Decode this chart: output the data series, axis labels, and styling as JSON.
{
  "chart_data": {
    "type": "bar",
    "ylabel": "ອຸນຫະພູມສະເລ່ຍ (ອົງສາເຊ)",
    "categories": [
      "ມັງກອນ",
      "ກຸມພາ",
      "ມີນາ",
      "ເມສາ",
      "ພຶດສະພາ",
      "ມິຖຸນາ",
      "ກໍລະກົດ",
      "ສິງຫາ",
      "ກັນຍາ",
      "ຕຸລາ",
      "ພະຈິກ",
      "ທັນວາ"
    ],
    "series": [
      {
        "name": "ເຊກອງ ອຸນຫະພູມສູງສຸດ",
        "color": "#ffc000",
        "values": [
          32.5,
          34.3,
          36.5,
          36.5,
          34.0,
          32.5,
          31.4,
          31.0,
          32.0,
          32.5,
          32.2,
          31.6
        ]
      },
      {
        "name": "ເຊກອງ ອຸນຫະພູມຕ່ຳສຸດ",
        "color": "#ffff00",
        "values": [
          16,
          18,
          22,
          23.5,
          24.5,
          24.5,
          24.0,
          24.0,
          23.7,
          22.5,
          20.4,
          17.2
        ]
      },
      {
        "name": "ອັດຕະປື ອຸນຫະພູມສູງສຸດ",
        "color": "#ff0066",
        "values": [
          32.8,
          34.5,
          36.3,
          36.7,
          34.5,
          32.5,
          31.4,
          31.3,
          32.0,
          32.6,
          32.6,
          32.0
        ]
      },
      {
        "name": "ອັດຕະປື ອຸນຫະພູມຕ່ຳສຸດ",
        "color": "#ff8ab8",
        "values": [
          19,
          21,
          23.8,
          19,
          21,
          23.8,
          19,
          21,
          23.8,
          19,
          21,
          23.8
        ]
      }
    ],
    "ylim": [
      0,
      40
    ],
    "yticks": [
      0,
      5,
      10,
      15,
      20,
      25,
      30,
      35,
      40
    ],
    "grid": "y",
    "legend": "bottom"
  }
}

• Given exercise
Pick out and copy every line that contains the word "ດຕະປ".

• Task result
        "name": "ອັດຕະປື ອຸນຫະພູມສູງສຸດ",
        "name": "ອັດຕະປື ອຸນຫະພູມຕ່ຳສຸດ",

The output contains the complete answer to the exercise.